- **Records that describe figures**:
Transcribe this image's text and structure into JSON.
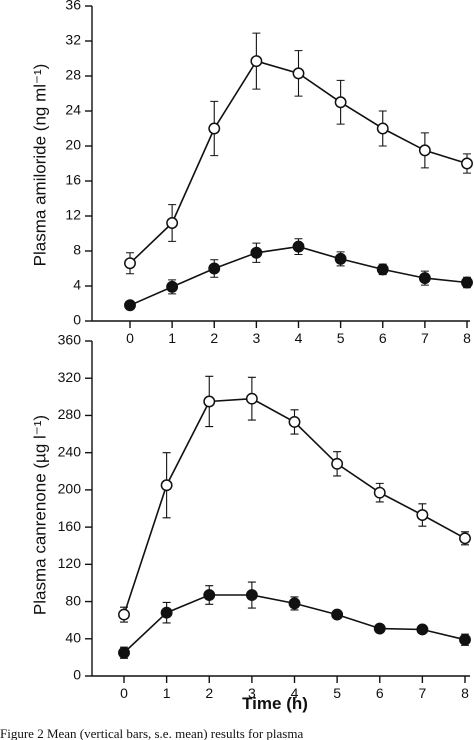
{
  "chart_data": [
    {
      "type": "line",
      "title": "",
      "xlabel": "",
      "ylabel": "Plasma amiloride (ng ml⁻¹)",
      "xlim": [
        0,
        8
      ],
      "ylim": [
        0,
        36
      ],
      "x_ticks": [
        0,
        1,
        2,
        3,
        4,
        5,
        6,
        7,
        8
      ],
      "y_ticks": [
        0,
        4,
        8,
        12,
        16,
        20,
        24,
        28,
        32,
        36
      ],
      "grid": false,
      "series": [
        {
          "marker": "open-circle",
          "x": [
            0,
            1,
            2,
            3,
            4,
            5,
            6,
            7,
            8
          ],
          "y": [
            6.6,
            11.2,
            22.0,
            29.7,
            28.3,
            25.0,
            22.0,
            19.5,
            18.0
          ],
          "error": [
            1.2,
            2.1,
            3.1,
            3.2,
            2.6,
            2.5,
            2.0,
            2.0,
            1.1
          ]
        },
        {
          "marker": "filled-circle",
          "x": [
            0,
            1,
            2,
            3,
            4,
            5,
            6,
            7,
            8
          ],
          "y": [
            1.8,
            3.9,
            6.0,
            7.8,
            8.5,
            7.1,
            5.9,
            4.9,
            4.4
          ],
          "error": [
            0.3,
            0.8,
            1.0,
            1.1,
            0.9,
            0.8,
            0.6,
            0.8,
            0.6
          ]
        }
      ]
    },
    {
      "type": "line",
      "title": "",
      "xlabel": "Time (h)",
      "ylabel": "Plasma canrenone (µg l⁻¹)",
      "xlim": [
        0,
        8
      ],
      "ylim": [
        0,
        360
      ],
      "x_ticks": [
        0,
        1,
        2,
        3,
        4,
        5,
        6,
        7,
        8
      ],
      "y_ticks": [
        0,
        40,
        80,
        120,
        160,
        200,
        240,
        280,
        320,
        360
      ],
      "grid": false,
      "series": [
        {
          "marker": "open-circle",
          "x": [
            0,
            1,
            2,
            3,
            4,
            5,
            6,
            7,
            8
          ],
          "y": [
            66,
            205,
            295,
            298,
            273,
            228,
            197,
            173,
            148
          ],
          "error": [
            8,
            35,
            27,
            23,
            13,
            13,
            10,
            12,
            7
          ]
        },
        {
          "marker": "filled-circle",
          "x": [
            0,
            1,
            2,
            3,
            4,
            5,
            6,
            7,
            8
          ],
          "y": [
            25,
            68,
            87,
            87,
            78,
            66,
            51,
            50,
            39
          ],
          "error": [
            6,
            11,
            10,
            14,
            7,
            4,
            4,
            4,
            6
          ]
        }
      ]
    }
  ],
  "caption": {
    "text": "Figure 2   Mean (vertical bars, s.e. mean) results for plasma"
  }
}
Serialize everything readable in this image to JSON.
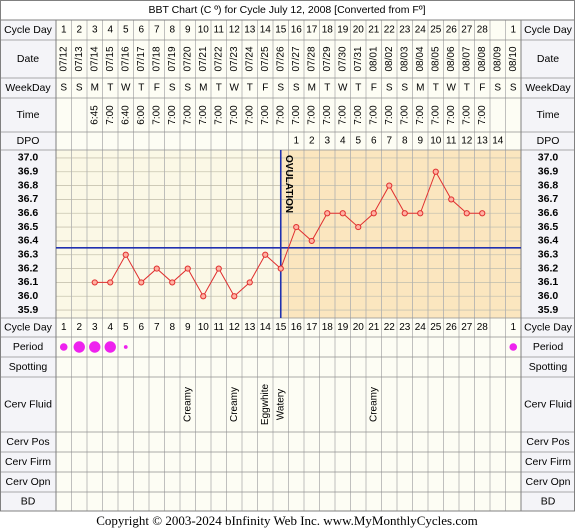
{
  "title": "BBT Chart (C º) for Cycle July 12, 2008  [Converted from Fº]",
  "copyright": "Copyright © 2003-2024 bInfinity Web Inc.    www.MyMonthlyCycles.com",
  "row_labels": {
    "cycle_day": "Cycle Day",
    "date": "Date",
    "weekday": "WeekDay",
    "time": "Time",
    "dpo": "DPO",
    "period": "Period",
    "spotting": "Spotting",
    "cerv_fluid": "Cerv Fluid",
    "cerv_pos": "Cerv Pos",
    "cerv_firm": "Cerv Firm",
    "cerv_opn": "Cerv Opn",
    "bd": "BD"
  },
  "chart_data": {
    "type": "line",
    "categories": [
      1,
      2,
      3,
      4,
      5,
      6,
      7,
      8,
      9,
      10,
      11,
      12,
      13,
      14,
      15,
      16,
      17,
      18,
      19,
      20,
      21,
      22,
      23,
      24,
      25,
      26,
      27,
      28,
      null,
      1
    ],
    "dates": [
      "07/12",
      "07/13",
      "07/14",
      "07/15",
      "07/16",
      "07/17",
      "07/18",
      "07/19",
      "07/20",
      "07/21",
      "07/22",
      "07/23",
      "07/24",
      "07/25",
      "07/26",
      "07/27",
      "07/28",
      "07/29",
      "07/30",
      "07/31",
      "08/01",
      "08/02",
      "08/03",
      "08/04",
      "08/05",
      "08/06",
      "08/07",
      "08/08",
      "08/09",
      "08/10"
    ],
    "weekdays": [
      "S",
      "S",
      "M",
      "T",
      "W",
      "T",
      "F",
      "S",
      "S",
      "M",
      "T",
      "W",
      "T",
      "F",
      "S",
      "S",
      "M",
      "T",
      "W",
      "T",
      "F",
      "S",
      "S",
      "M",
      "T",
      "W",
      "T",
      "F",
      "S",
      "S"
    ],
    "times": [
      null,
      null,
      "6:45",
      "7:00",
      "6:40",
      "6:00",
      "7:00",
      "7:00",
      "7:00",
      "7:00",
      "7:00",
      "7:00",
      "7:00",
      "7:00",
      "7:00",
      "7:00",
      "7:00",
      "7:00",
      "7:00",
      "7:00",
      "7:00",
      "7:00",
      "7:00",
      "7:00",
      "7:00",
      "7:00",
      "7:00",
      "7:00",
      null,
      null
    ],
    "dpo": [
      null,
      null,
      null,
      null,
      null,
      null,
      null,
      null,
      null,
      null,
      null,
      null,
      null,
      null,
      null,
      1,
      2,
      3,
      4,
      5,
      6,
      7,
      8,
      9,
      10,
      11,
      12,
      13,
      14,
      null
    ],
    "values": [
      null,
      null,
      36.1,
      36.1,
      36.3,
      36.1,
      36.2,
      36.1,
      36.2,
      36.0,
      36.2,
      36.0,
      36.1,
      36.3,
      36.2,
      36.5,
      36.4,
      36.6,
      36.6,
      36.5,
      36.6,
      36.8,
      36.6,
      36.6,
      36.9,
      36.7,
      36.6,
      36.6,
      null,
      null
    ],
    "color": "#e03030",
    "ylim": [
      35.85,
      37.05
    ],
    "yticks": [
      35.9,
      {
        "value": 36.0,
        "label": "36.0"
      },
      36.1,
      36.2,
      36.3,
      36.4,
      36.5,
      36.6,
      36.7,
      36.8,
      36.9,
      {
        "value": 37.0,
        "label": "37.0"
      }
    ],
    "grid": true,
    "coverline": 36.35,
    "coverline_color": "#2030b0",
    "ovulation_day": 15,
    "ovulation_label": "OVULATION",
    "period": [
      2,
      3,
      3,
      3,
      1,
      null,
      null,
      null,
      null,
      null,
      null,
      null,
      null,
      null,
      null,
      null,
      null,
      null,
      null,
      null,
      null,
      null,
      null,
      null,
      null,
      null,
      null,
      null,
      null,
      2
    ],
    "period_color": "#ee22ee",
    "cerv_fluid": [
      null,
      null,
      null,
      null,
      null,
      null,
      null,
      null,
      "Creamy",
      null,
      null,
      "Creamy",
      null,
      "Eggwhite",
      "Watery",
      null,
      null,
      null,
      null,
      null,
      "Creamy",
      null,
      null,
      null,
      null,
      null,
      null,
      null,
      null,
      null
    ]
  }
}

- **What is required**:
Copy the listing word for word, excluding its pictures.

- **The solution**:
Transcribe this image's text and structure into JSON.
{
  "chart_data": [
    {
      "type": "line",
      "title": "",
      "xlabel": "",
      "ylabel": "Plasma amiloride (ng ml⁻¹)",
      "xlim": [
        0,
        8
      ],
      "ylim": [
        0,
        36
      ],
      "x_ticks": [
        0,
        1,
        2,
        3,
        4,
        5,
        6,
        7,
        8
      ],
      "y_ticks": [
        0,
        4,
        8,
        12,
        16,
        20,
        24,
        28,
        32,
        36
      ],
      "grid": false,
      "series": [
        {
          "marker": "open-circle",
          "x": [
            0,
            1,
            2,
            3,
            4,
            5,
            6,
            7,
            8
          ],
          "y": [
            6.6,
            11.2,
            22.0,
            29.7,
            28.3,
            25.0,
            22.0,
            19.5,
            18.0
          ],
          "error": [
            1.2,
            2.1,
            3.1,
            3.2,
            2.6,
            2.5,
            2.0,
            2.0,
            1.1
          ]
        },
        {
          "marker": "filled-circle",
          "x": [
            0,
            1,
            2,
            3,
            4,
            5,
            6,
            7,
            8
          ],
          "y": [
            1.8,
            3.9,
            6.0,
            7.8,
            8.5,
            7.1,
            5.9,
            4.9,
            4.4
          ],
          "error": [
            0.3,
            0.8,
            1.0,
            1.1,
            0.9,
            0.8,
            0.6,
            0.8,
            0.6
          ]
        }
      ]
    },
    {
      "type": "line",
      "title": "",
      "xlabel": "Time (h)",
      "ylabel": "Plasma canrenone (µg l⁻¹)",
      "xlim": [
        0,
        8
      ],
      "ylim": [
        0,
        360
      ],
      "x_ticks": [
        0,
        1,
        2,
        3,
        4,
        5,
        6,
        7,
        8
      ],
      "y_ticks": [
        0,
        40,
        80,
        120,
        160,
        200,
        240,
        280,
        320,
        360
      ],
      "grid": false,
      "series": [
        {
          "marker": "open-circle",
          "x": [
            0,
            1,
            2,
            3,
            4,
            5,
            6,
            7,
            8
          ],
          "y": [
            66,
            205,
            295,
            298,
            273,
            228,
            197,
            173,
            148
          ],
          "error": [
            8,
            35,
            27,
            23,
            13,
            13,
            10,
            12,
            7
          ]
        },
        {
          "marker": "filled-circle",
          "x": [
            0,
            1,
            2,
            3,
            4,
            5,
            6,
            7,
            8
          ],
          "y": [
            25,
            68,
            87,
            87,
            78,
            66,
            51,
            50,
            39
          ],
          "error": [
            6,
            11,
            10,
            14,
            7,
            4,
            4,
            4,
            6
          ]
        }
      ]
    }
  ],
  "caption": {
    "text": "Figure 2   Mean (vertical bars, s.e. mean) results for plasma"
  }
}
Serialize everything readable in this image to JSON.
{
  "title": "BBT Chart (C º) for Cycle July 12, 2008  [Converted from Fº]",
  "copyright": "Copyright © 2003-2024 bInfinity Web Inc.    www.MyMonthlyCycles.com",
  "row_labels": {
    "cycle_day": "Cycle Day",
    "date": "Date",
    "weekday": "WeekDay",
    "time": "Time",
    "dpo": "DPO",
    "period": "Period",
    "spotting": "Spotting",
    "cerv_fluid": "Cerv Fluid",
    "cerv_pos": "Cerv Pos",
    "cerv_firm": "Cerv Firm",
    "cerv_opn": "Cerv Opn",
    "bd": "BD"
  },
  "chart_data": {
    "type": "line",
    "categories": [
      1,
      2,
      3,
      4,
      5,
      6,
      7,
      8,
      9,
      10,
      11,
      12,
      13,
      14,
      15,
      16,
      17,
      18,
      19,
      20,
      21,
      22,
      23,
      24,
      25,
      26,
      27,
      28,
      null,
      1
    ],
    "dates": [
      "07/12",
      "07/13",
      "07/14",
      "07/15",
      "07/16",
      "07/17",
      "07/18",
      "07/19",
      "07/20",
      "07/21",
      "07/22",
      "07/23",
      "07/24",
      "07/25",
      "07/26",
      "07/27",
      "07/28",
      "07/29",
      "07/30",
      "07/31",
      "08/01",
      "08/02",
      "08/03",
      "08/04",
      "08/05",
      "08/06",
      "08/07",
      "08/08",
      "08/09",
      "08/10"
    ],
    "weekdays": [
      "S",
      "S",
      "M",
      "T",
      "W",
      "T",
      "F",
      "S",
      "S",
      "M",
      "T",
      "W",
      "T",
      "F",
      "S",
      "S",
      "M",
      "T",
      "W",
      "T",
      "F",
      "S",
      "S",
      "M",
      "T",
      "W",
      "T",
      "F",
      "S",
      "S"
    ],
    "times": [
      null,
      null,
      "6:45",
      "7:00",
      "6:40",
      "6:00",
      "7:00",
      "7:00",
      "7:00",
      "7:00",
      "7:00",
      "7:00",
      "7:00",
      "7:00",
      "7:00",
      "7:00",
      "7:00",
      "7:00",
      "7:00",
      "7:00",
      "7:00",
      "7:00",
      "7:00",
      "7:00",
      "7:00",
      "7:00",
      "7:00",
      "7:00",
      null,
      null
    ],
    "dpo": [
      null,
      null,
      null,
      null,
      null,
      null,
      null,
      null,
      null,
      null,
      null,
      null,
      null,
      null,
      null,
      1,
      2,
      3,
      4,
      5,
      6,
      7,
      8,
      9,
      10,
      11,
      12,
      13,
      14,
      null
    ],
    "values": [
      null,
      null,
      36.1,
      36.1,
      36.3,
      36.1,
      36.2,
      36.1,
      36.2,
      36.0,
      36.2,
      36.0,
      36.1,
      36.3,
      36.2,
      36.5,
      36.4,
      36.6,
      36.6,
      36.5,
      36.6,
      36.8,
      36.6,
      36.6,
      36.9,
      36.7,
      36.6,
      36.6,
      null,
      null
    ],
    "color": "#e03030",
    "ylim": [
      35.85,
      37.05
    ],
    "yticks": [
      35.9,
      {
        "value": 36.0,
        "label": "36.0"
      },
      36.1,
      36.2,
      36.3,
      36.4,
      36.5,
      36.6,
      36.7,
      36.8,
      36.9,
      {
        "value": 37.0,
        "label": "37.0"
      }
    ],
    "grid": true,
    "coverline": 36.35,
    "coverline_color": "#2030b0",
    "ovulation_day": 15,
    "ovulation_label": "OVULATION",
    "period": [
      2,
      3,
      3,
      3,
      1,
      null,
      null,
      null,
      null,
      null,
      null,
      null,
      null,
      null,
      null,
      null,
      null,
      null,
      null,
      null,
      null,
      null,
      null,
      null,
      null,
      null,
      null,
      null,
      null,
      2
    ],
    "period_color": "#ee22ee",
    "cerv_fluid": [
      null,
      null,
      null,
      null,
      null,
      null,
      null,
      null,
      "Creamy",
      null,
      null,
      "Creamy",
      null,
      "Eggwhite",
      "Watery",
      null,
      null,
      null,
      null,
      null,
      "Creamy",
      null,
      null,
      null,
      null,
      null,
      null,
      null,
      null,
      null
    ]
  }
}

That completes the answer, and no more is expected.